WORK TO DO:
Each line of the material below that holds the word "ಅಮರದ" needs to be copied.

EXTRACTED INFORMATION:
________________________
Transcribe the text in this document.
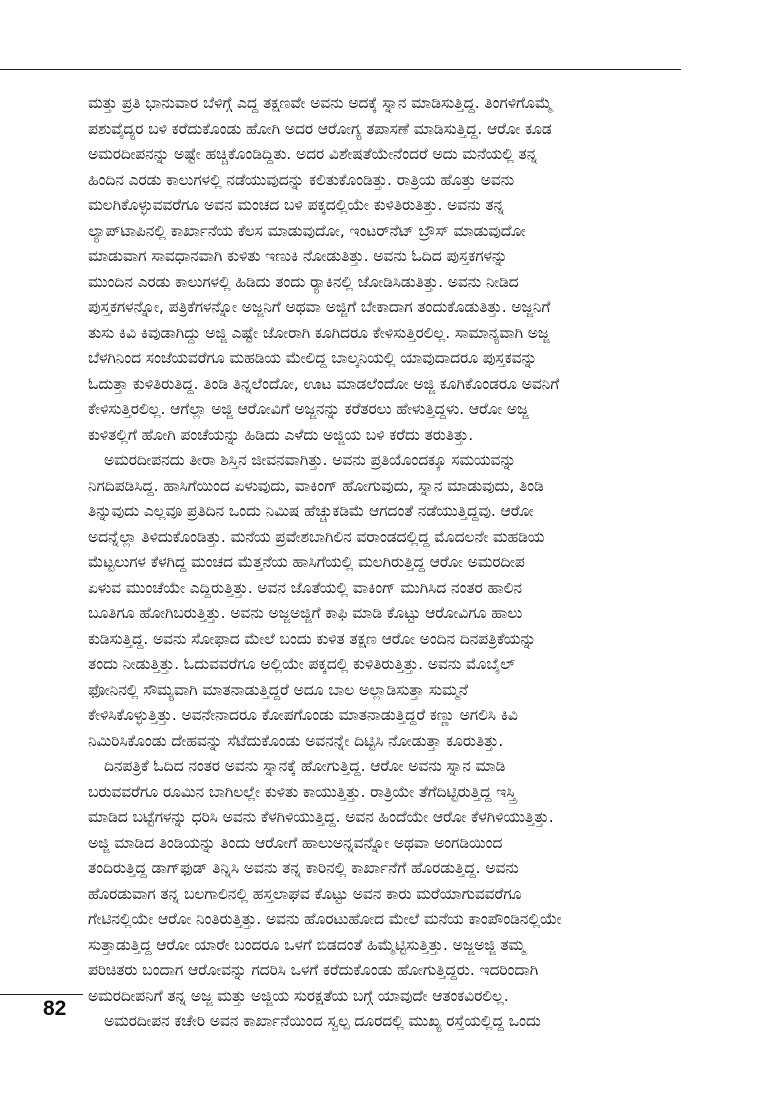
ಮತ್ತು ಪ್ರತಿ ಭಾನುವಾರ ಬೆಳಿಗ್ಗೆ ಎದ್ದ ತಕ್ಷಣವೇ ಅವನು ಅದಕ್ಕೆ ಸ್ನಾನ ಮಾಡಿಸುತ್ತಿದ್ದ. ತಿಂಗಳಿಗೊಮ್ಮೆ
ಪಶುವೈದ್ಯರ ಬಳಿ ಕರೆದುಕೊಂಡು ಹೋಗಿ ಅದರ ಆರೋಗ್ಯ ತಪಾಸಣೆ ಮಾಡಿಸುತ್ತಿದ್ದ. ಆರೋ ಕೂಡ
ಅಮರದೀಪನನ್ನು ಅಷ್ಟೇ ಹಚ್ಚಿಕೊಂಡಿದ್ದಿತು. ಅದರ ವಿಶೇಷತೆಯೇನೆಂದರೆ ಅದು ಮನೆಯಲ್ಲಿ ತನ್ನ
ಹಿಂದಿನ ಎರಡು ಕಾಲುಗಳಲ್ಲಿ ನಡೆಯುವುದನ್ನು ಕಲಿತುಕೊಂಡಿತ್ತು. ರಾತ್ರಿಯ ಹೊತ್ತು ಅವನು
ಮಲಗಿಕೊಳ್ಳುವವರೆಗೂ ಅವನ ಮಂಚದ ಬಳಿ ಪಕ್ಕದಲ್ಲಿಯೇ ಕುಳಿತಿರುತಿತ್ತು. ಅವನು ತನ್ನ
ಲ್ಯಾಪ್‌ಟಾಪಿನಲ್ಲಿ ಕಾರ್ಖಾನೆಯ ಕೆಲಸ ಮಾಡುವುದೋ, ಇಂಟರ್‌ನೆಟ್ ಬ್ರೌಸ್ ಮಾಡುವುದೋ
ಮಾಡುವಾಗ ಸಾವಧಾನವಾಗಿ ಕುಳಿತು ಇಣುಕಿ ನೋಡುತಿತ್ತು. ಅವನು ಓದಿದ ಪುಸ್ತಕಗಳನ್ನು
ಮುಂದಿನ ಎರಡು ಕಾಲುಗಳಲ್ಲಿ ಹಿಡಿದು ತಂದು ರ್‍ಯಾಕಿನಲ್ಲಿ ಜೋಡಿಸಿಡುತಿತ್ತು. ಅವನು ನೀಡಿದ
ಪುಸ್ತಕಗಳನ್ನೋ, ಪತ್ರಿಕೆಗಳನ್ನೋ ಅಜ್ಜನಿಗೆ ಅಥವಾ ಅಜ್ಜಿಗೆ ಬೇಕಾದಾಗ ತಂದುಕೊಡುತಿತ್ತು. ಅಜ್ಜನಿಗೆ
ತುಸು ಕಿವಿ ಕಿವುಡಾಗಿದ್ದು ಅಜ್ಜಿ ಎಷ್ಟೇ ಜೋರಾಗಿ ಕೂಗಿದರೂ ಕೇಳಿಸುತ್ತಿರಲಿಲ್ಲ. ಸಾಮಾನ್ಯವಾಗಿ ಅಜ್ಜ
ಬೆಳಗಿನಿಂದ ಸಂಜೆಯವರೆಗೂ ಮಹಡಿಯ ಮೇಲಿದ್ದ ಬಾಲ್ಕನಿಯಲ್ಲಿ ಯಾವುದಾದರೂ ಪುಸ್ತಕವನ್ನು
ಓದುತ್ತಾ ಕುಳಿತಿರುತಿದ್ದ. ತಿಂಡಿ ತಿನ್ನಲೆಂದೋ, ಊಟ ಮಾಡಲೆಂದೋ ಅಜ್ಜಿ ಕೂಗಿಕೊಂಡರೂ ಅವನಿಗೆ
ಕೇಳಿಸುತ್ತಿರಲಿಲ್ಲ. ಆಗೆಲ್ಲಾ ಅಜ್ಜಿ ಆರೋವಿಗೆ ಅಜ್ಜನನ್ನು ಕರೆತರಲು ಹೇಳುತ್ತಿದ್ದಳು. ಆರೋ ಅಜ್ಜ
ಕುಳಿತಲ್ಲಿಗೆ ಹೋಗಿ ಪಂಚೆಯನ್ನು ಹಿಡಿದು ಎಳೆದು ಅಜ್ಜಿಯ ಬಳಿ ಕರೆದು ತರುತಿತ್ತು.
ಅಮರದೀಪನದು ತೀರಾ ಶಿಸ್ತಿನ ಜೀವನವಾಗಿತ್ತು. ಅವನು ಪ್ರತಿಯೊಂದಕ್ಕೂ ಸಮಯವನ್ನು
ನಿಗದಿಪಡಿಸಿದ್ದ. ಹಾಸಿಗೆಯಿಂದ ಏಳುವುದು, ವಾಕಿಂಗ್ ಹೋಗುವುದು, ಸ್ನಾನ ಮಾಡುವುದು, ತಿಂಡಿ
ತಿನ್ನುವುದು ಎಲ್ಲವೂ ಪ್ರತಿದಿನ ಒಂದು ನಿಮಿಷ ಹೆಚ್ಚುಕಡಿಮೆ ಆಗದಂತೆ ನಡೆಯುತ್ತಿದ್ದವು. ಆರೋ
ಅದನ್ನೆಲ್ಲಾ ತಿಳಿದುಕೊಂಡಿತ್ತು. ಮನೆಯ ಪ್ರವೇಶಬಾಗಿಲಿನ ವರಾಂಡದಲ್ಲಿದ್ದ ಮೊದಲನೇ ಮಹಡಿಯ
ಮೆಟ್ಟಲುಗಳ ಕೆಳಗಿದ್ದ ಮಂಚದ ಮೆತ್ತನೆಯ ಹಾಸಿಗೆಯಲ್ಲಿ ಮಲಗಿರುತ್ತಿದ್ದ ಆರೋ ಅಮರದೀಪ
ಏಳುವ ಮುಂಚೆಯೇ ಎದ್ದಿರುತ್ತಿತ್ತು. ಅವನ ಜೊತೆಯಲ್ಲಿ ವಾಕಿಂಗ್ ಮುಗಿಸಿದ ನಂತರ ಹಾಲಿನ
ಬೂತಿಗೂ ಹೋಗಿಬರುತ್ತಿತ್ತು. ಅವನು ಅಜ್ಜಅಜ್ಜಿಗೆ ಕಾಫಿ ಮಾಡಿ ಕೊಟ್ಟು ಆರೋವಿಗೂ ಹಾಲು
ಕುಡಿಸುತ್ತಿದ್ದ. ಅವನು ಸೋಫಾದ ಮೇಲೆ ಬಂದು ಕುಳಿತ ತಕ್ಷಣ ಆರೋ ಅಂದಿನ ದಿನಪತ್ರಿಕೆಯನ್ನು
ತಂದು ನೀಡುತ್ತಿತ್ತು. ಓದುವವರೆಗೂ ಅಲ್ಲಿಯೇ ಪಕ್ಕದಲ್ಲಿ ಕುಳಿತಿರುತ್ತಿತ್ತು. ಅವನು ಮೊಬೈಲ್
ಫೋನಿನಲ್ಲಿ ಸೌಮ್ಯವಾಗಿ ಮಾತನಾಡುತ್ತಿದ್ದರೆ ಅದೂ ಬಾಲ ಅಲ್ಲಾಡಿಸುತ್ತಾ ಸುಮ್ಮನೆ
ಕೇಳಿಸಿಕೊಳ್ಳುತ್ತಿತ್ತು. ಅವನೇನಾದರೂ ಕೋಪಗೊಂಡು ಮಾತನಾಡುತ್ತಿದ್ದರೆ ಕಣ್ಣು ಅಗಲಿಸಿ ಕಿವಿ
ನಿಮಿರಿಸಿಕೊಂಡು ದೇಹವನ್ನು ಸೆಟೆದುಕೊಂಡು ಅವನನ್ನೇ ದಿಟ್ಟಿಸಿ ನೋಡುತ್ತಾ ಕೂರುತಿತ್ತು.
ದಿನಪತ್ರಿಕೆ ಓದಿದ ನಂತರ ಅವನು ಸ್ನಾನಕ್ಕೆ ಹೋಗುತ್ತಿದ್ದ. ಆರೋ ಅವನು ಸ್ನಾನ ಮಾಡಿ
ಬರುವವರೆಗೂ ರೂಮಿನ ಬಾಗಿಲಲ್ಲೇ ಕುಳಿತು ಕಾಯುತ್ತಿತ್ತು. ರಾತ್ರಿಯೇ ತೆಗೆದಿಟ್ಟಿರುತ್ತಿದ್ದ ಇಸ್ತ್ರಿ
ಮಾಡಿದ ಬಟ್ಟೆಗಳನ್ನು ಧರಿಸಿ ಅವನು ಕೆಳಗಿಳಿಯುತ್ತಿದ್ದ. ಅವನ ಹಿಂದೆಯೇ ಆರೋ ಕೆಳಗಿಳಿಯುತ್ತಿತ್ತು.
ಅಜ್ಜಿ ಮಾಡಿದ ತಿಂಡಿಯನ್ನು ತಿಂದು ಆರೋಗೆ ಹಾಲುಅನ್ನವನ್ನೋ ಅಥವಾ ಅಂಗಡಿಯಿಂದ
ತಂದಿರುತ್ತಿದ್ದ ಡಾಗ್‌ಫುಡ್ ತಿನ್ನಿಸಿ ಅವನು ತನ್ನ ಕಾರಿನಲ್ಲಿ ಕಾರ್ಖಾನೆಗೆ ಹೊರಡುತ್ತಿದ್ದ. ಅವನು
ಹೊರಡುವಾಗ ತನ್ನ ಬಲಗಾಲಿನಲ್ಲಿ ಹಸ್ತಲಾಘವ ಕೊಟ್ಟು ಅವನ ಕಾರು ಮರೆಯಾಗುವವರೆಗೂ
ಗೇಟಿನಲ್ಲಿಯೇ ಆರೋ ನಿಂತಿರುತ್ತಿತ್ತು. ಅವನು ಹೊರಟುಹೋದ ಮೇಲೆ ಮನೆಯ ಕಾಂಪೌಂಡಿನಲ್ಲಿಯೇ
ಸುತ್ತಾಡುತ್ತಿದ್ದ ಆರೋ ಯಾರೇ ಬಂದರೂ ಒಳಗೆ ಬಿಡದಂತೆ ಹಿಮ್ಮೆಟ್ಟಿಸುತ್ತಿತ್ತು. ಅಜ್ಜಅಜ್ಜಿ ತಮ್ಮ
ಪರಿಚಿತರು ಬಂದಾಗ ಆರೋವನ್ನು ಗದರಿಸಿ ಒಳಗೆ ಕರೆದುಕೊಂಡು ಹೋಗುತ್ತಿದ್ದರು. ಇದರಿಂದಾಗಿ
ಅಮರದೀಪನಿಗೆ ತನ್ನ ಅಜ್ಜ ಮತ್ತು ಅಜ್ಜಿಯ ಸುರಕ್ಷತೆಯ ಬಗ್ಗೆ ಯಾವುದೇ ಆತಂಕವಿರಲಿಲ್ಲ.
ಅಮರದೀಪನ ಕಚೇರಿ ಅವನ ಕಾರ್ಖಾನೆಯಿಂದ ಸ್ವಲ್ಪ ದೂರದಲ್ಲಿ ಮುಖ್ಯ ರಸ್ತೆಯಲ್ಲಿದ್ದ ಒಂದು
82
________________________
FINAL RESULT:
ಅಮರದೀಪನನ್ನು ಅಷ್ಟೇ ಹಚ್ಚಿಕೊಂಡಿದ್ದಿತು. ಅದರ ವಿಶೇಷತೆಯೇನೆಂದರೆ ಅದು ಮನೆಯಲ್ಲಿ ತನ್ನ
ಅಮರದೀಪನದು ತೀರಾ ಶಿಸ್ತಿನ ಜೀವನವಾಗಿತ್ತು. ಅವನು ಪ್ರತಿಯೊಂದಕ್ಕೂ ಸಮಯವನ್ನು
ಮೆಟ್ಟಲುಗಳ ಕೆಳಗಿದ್ದ ಮಂಚದ ಮೆತ್ತನೆಯ ಹಾಸಿಗೆಯಲ್ಲಿ ಮಲಗಿರುತ್ತಿದ್ದ ಆರೋ ಅಮರದೀಪ
ಅಮರದೀಪನಿಗೆ ತನ್ನ ಅಜ್ಜ ಮತ್ತು ಅಜ್ಜಿಯ ಸುರಕ್ಷತೆಯ ಬಗ್ಗೆ ಯಾವುದೇ ಆತಂಕವಿರಲಿಲ್ಲ.
ಅಮರದೀಪನ ಕಚೇರಿ ಅವನ ಕಾರ್ಖಾನೆಯಿಂದ ಸ್ವಲ್ಪ ದೂರದಲ್ಲಿ ಮುಖ್ಯ ರಸ್ತೆಯಲ್ಲಿದ್ದ ಒಂದು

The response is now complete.